* _Exercise description_
Copy out the listing in full, exactly as written, but not its pictures.

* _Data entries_
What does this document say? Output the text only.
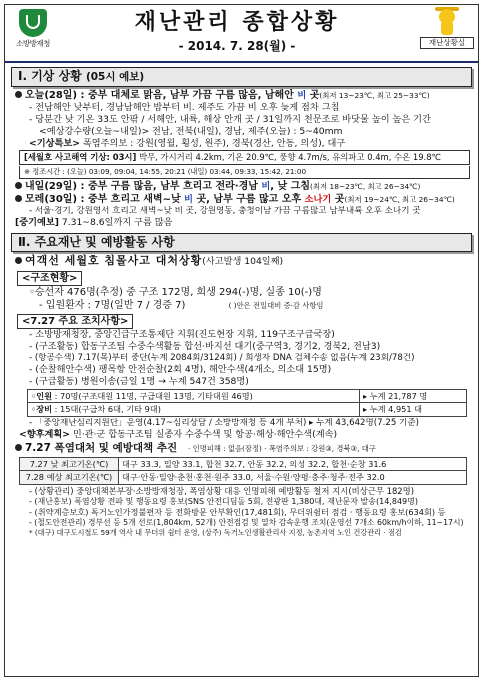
소방방재청
재난관리 종합상황
- 2014. 7. 28(월) -	재난상황실
Ⅰ. 기상 상황 (05시 예보)
오늘(28일) : 중부 대체로 맑음, 남부 가끔 구름 많음, 남해안 비 곳(최저 13~23℃, 최고 25~33℃)
- 전남해안 낮부터, 경남남해안 밤부터 비. 제주도 가끔 비 오후 늦게 점차 그침
- 당분간 낮 기온 33도 안팎 / 서해안, 내륙, 해상 안개 곳 / 31일까지 천문조로 바닷물 높이 높은 기간
<예상강수량(오늘~내일)> 전남, 전북(내일), 경남, 제주(오늘) : 5~40mm
<기상특보> 폭염주의보 : 강원(영월, 횡성, 원주), 경북(경산, 안동, 의성), 대구
[세월호 사고해역 기상: 03시] 박무, 가시거리 4.2km, 기온 20.9℃, 풍향 4.7m/s, 유의파고 0.4m, 수온 19.8℃
※ 정조시간 : (오늘) 03:09, 09:04, 14:55, 20:21 (내일) 03:44, 09:33, 15:42, 21:00
내일(29일) : 중부 구름 많음, 남부 흐리고 전라·경남 비, 낮 그침(최저 18~23℃, 최고 26~34℃)
모레(30일) : 중부 흐리고 새벽~낮 비 곳, 남부 구름 많고 오후 소나기 곳(최저 19~24℃, 최고 26~34℃)
- 서울·경기, 강원영서 흐리고 새벽~낮 비 곳, 강원영동, 충청이남 가끔 구름많고 남부내륙 오후 소나기 곳
[중기예보] 7.31~8.6일까지 구름 많음
Ⅱ. 주요재난 및 예방활동 사항
여객선 세월호 침몰사고 대처상황(사고발생 104일째)
<구조현황>
◦승선자 476명(추정) 중 구조 172명, 희생 294(-)명, 실종 10(-)명
- 입원환자 : 7명(일반 7 / 경증 7)	( )안은 전일대비 증·감 사항임
<7.27 주요 조치사항>
- 소방방재청장, 중앙긴급구조통제단 지휘(진도현장 지휘, 119구조구급국장)
- (구조활동) 합동구조팀 수중수색활동 합선·바지선 대기(중구역3, 경기2, 경북2, 전남3)
- (항공수색) 7.17(목)부터 중단(누계 2084회/3124회) / 희생자 DNA 검체수송 없음(누계 23회/78건)
- (순찰해안수색) 팽목항 안전순찰(2회 4명), 해안수색(4개소, 의소대 15명)
- (구급활동) 병원이송(금일 1명 → 누계 547건 358명)
◦인원 : 70명(구조대원 11명, 구급대원 13명, 기타대원 46명)	▸ 누계 21,787 명
◦장비 : 15대(구급차 6대, 기타 9대)	▸ 누계 4,951 대
- 「중앙재난심리지원단」운영(4.17~심리상담 / 소방방재청 등 4개 부처) ▸ 누계 43,642명(7.25 기준)
<향후계획> 민·관·군 합동구조팀 실종자 수중수색 및 항공·해상·해안수색(계속)
7.27 폭염대처 및 예방대책 추진 · 인명피해 : 없음(잠정) · 폭염주의보 : 강원③, 경북③, 대구
7.27 낮 최고기온(℃)	대구 33.3, 밀양 33.1, 합천 32.7, 안동 32.2, 의성 32.2, 합천·순창 31.6
7.28 예상 최고기온(℃)	대구·안동·밀양·춘천·홍천·원주 33.0, 서울·수원·양평·충주·청주·전주 32.0
- (상황관리) 중앙대책본부장·소방방재청장, 폭염상황 대응 인명피해 예방활동 철저 지시(비상근무 182명)
- (재난홍보) 폭염상황 전파 및 행동요령 홍보(SNS 안전디딤돌 5회, 전광판 1,380대, 재난문자 발송(14,849명)
- (취약계층보호) 독거노인가정불편자 등 전화방문 안부확인(17,481회), 무더위쉼터 점검 · 행동요령 홍보(634회) 등
- (철도안전관리) 경부선 등 5개 선로(1,804km, 52개) 안전점검 및 열차 감속운행 조치(운영선 7개소 60km/h이하, 11~17시)
* (대구) 대구도시철도 59개 역사 내 무더위 쉼터 운영, (상주) 독거노인생활관리사 지정, 농촌지역 노인 건강관리 · 점검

* _Exercise output_
What does this document say? Output the text only.
소방방재청
재난관리 종합상황
- 2014. 7. 28(월) -	재난상황실
Ⅰ. 기상 상황 (05시 예보)
오늘(28일) : 중부 대체로 맑음, 남부 가끔 구름 많음, 남해안 비 곳(최저 13~23℃, 최고 25~33℃)
- 전남해안 낮부터, 경남남해안 밤부터 비. 제주도 가끔 비 오후 늦게 점차 그침
- 당분간 낮 기온 33도 안팎 / 서해안, 내륙, 해상 안개 곳 / 31일까지 천문조로 바닷물 높이 높은 기간
<예상강수량(오늘~내일)> 전남, 전북(내일), 경남, 제주(오늘) : 5~40mm
<기상특보> 폭염주의보 : 강원(영월, 횡성, 원주), 경북(경산, 안동, 의성), 대구
[세월호 사고해역 기상: 03시] 박무, 가시거리 4.2km, 기온 20.9℃, 풍향 4.7m/s, 유의파고 0.4m, 수온 19.8℃
※ 정조시간 : (오늘) 03:09, 09:04, 14:55, 20:21 (내일) 03:44, 09:33, 15:42, 21:00
내일(29일) : 중부 구름 많음, 남부 흐리고 전라·경남 비, 낮 그침(최저 18~23℃, 최고 26~34℃)
모레(30일) : 중부 흐리고 새벽~낮 비 곳, 남부 구름 많고 오후 소나기 곳(최저 19~24℃, 최고 26~34℃)
- 서울·경기, 강원영서 흐리고 새벽~낮 비 곳, 강원영동, 충청이남 가끔 구름많고 남부내륙 오후 소나기 곳
[중기예보] 7.31~8.6일까지 구름 많음
Ⅱ. 주요재난 및 예방활동 사항
여객선 세월호 침몰사고 대처상황(사고발생 104일째)
<구조현황>
◦승선자 476명(추정) 중 구조 172명, 희생 294(-)명, 실종 10(-)명
- 입원환자 : 7명(일반 7 / 경증 7)	( )안은 전일대비 증·감 사항임
<7.27 주요 조치사항>
- 소방방재청장, 중앙긴급구조통제단 지휘(진도현장 지휘, 119구조구급국장)
- (구조활동) 합동구조팀 수중수색활동 합선·바지선 대기(중구역3, 경기2, 경북2, 전남3)
- (항공수색) 7.17(목)부터 중단(누계 2084회/3124회) / 희생자 DNA 검체수송 없음(누계 23회/78건)
- (순찰해안수색) 팽목항 안전순찰(2회 4명), 해안수색(4개소, 의소대 15명)
- (구급활동) 병원이송(금일 1명 → 누계 547건 358명)
◦인원 : 70명(구조대원 11명, 구급대원 13명, 기타대원 46명)	▸ 누계 21,787 명
◦장비 : 15대(구급차 6대, 기타 9대)	▸ 누계 4,951 대
- 「중앙재난심리지원단」운영(4.17~심리상담 / 소방방재청 등 4개 부처) ▸ 누계 43,642명(7.25 기준)
<향후계획> 민·관·군 합동구조팀 실종자 수중수색 및 항공·해상·해안수색(계속)
7.27 폭염대처 및 예방대책 추진 · 인명피해 : 없음(잠정) · 폭염주의보 : 강원③, 경북③, 대구
7.27 낮 최고기온(℃)	대구 33.3, 밀양 33.1, 합천 32.7, 안동 32.2, 의성 32.2, 합천·순창 31.6
7.28 예상 최고기온(℃)	대구·안동·밀양·춘천·홍천·원주 33.0, 서울·수원·양평·충주·청주·전주 32.0
- (상황관리) 중앙대책본부장·소방방재청장, 폭염상황 대응 인명피해 예방활동 철저 지시(비상근무 182명)
- (재난홍보) 폭염상황 전파 및 행동요령 홍보(SNS 안전디딤돌 5회, 전광판 1,380대, 재난문자 발송(14,849명)
- (취약계층보호) 독거노인가정불편자 등 전화방문 안부확인(17,481회), 무더위쉼터 점검 · 행동요령 홍보(634회) 등
- (철도안전관리) 경부선 등 5개 선로(1,804km, 52개) 안전점검 및 열차 감속운행 조치(운영선 7개소 60km/h이하, 11~17시)
* (대구) 대구도시철도 59개 역사 내 무더위 쉼터 운영, (상주) 독거노인생활관리사 지정, 농촌지역 노인 건강관리 · 점검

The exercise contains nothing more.